[begin Task material]

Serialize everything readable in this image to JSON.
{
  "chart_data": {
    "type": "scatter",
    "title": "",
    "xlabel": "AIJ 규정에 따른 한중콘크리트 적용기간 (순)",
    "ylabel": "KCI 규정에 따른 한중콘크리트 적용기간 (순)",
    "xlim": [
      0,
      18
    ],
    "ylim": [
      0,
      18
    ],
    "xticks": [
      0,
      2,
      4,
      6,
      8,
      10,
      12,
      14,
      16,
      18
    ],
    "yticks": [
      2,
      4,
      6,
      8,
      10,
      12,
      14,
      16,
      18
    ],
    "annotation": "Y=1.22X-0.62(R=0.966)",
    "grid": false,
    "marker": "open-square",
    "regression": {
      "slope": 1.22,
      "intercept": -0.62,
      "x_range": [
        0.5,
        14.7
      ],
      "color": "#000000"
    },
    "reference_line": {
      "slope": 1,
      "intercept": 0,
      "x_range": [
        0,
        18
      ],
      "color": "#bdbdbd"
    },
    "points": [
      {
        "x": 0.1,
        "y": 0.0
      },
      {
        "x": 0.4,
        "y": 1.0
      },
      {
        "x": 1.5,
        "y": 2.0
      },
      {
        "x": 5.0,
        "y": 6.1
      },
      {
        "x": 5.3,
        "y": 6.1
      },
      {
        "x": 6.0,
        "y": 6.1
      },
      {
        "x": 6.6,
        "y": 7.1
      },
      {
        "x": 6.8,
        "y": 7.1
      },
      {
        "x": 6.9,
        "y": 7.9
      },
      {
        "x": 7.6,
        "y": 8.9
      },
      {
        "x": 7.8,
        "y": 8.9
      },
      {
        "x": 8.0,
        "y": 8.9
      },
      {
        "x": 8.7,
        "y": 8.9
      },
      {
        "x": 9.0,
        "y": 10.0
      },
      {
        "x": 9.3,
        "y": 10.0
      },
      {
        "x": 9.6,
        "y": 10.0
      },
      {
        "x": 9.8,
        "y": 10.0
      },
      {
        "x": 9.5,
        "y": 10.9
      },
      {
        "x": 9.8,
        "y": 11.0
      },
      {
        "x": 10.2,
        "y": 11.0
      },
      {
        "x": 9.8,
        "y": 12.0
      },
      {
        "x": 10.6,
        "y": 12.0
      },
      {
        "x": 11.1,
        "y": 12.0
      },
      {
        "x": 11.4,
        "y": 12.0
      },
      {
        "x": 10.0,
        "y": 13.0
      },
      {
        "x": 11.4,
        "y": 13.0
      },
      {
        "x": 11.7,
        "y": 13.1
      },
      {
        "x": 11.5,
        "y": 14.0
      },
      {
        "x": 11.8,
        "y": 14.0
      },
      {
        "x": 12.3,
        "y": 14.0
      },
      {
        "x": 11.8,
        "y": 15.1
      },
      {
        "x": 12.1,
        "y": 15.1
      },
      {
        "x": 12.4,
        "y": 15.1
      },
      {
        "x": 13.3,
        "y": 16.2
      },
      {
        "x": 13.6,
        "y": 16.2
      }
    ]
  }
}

[end Task material]
[begin Task material]

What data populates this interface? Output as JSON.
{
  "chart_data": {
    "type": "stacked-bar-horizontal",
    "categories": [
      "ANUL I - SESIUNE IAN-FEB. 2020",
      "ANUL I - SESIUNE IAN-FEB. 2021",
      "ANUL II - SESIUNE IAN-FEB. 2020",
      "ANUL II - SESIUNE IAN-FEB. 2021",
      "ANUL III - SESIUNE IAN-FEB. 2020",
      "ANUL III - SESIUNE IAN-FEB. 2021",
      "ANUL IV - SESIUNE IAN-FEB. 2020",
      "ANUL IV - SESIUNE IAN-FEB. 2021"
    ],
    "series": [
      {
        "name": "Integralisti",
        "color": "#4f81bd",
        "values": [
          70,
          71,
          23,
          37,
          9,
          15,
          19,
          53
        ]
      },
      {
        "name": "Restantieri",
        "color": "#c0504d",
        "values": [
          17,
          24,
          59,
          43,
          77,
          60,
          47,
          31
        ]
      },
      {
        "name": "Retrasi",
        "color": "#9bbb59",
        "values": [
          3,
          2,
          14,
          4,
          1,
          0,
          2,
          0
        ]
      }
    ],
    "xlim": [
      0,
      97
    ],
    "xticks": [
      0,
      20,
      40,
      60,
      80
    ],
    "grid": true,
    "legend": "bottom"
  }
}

[end Task material]
[begin Task material]

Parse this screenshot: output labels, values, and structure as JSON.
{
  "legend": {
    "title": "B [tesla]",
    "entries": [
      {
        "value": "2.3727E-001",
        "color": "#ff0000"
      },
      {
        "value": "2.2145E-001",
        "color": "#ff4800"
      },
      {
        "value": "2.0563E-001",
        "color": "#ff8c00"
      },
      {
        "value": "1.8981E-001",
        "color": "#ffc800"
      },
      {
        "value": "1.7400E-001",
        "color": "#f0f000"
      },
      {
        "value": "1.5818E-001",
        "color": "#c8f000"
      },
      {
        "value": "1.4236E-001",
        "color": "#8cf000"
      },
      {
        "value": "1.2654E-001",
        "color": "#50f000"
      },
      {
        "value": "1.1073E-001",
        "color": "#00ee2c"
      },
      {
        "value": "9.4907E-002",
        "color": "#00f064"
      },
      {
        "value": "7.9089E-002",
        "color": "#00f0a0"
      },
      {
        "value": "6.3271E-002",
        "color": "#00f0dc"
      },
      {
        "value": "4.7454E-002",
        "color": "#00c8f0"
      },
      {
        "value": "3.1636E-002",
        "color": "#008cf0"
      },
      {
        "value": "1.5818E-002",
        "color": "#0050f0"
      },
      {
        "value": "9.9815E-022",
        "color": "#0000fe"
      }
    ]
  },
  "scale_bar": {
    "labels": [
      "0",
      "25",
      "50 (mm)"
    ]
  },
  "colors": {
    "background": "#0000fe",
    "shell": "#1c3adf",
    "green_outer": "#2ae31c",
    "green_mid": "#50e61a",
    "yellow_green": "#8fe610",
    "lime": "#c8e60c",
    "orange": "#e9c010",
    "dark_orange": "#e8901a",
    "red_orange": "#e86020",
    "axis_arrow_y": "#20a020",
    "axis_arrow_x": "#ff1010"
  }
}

[end Task material]

Set exercise – Above are the records. Identify each line that contains the word "type".

Response –
    "type": "scatter",
    "type": "stacked-bar-horizontal",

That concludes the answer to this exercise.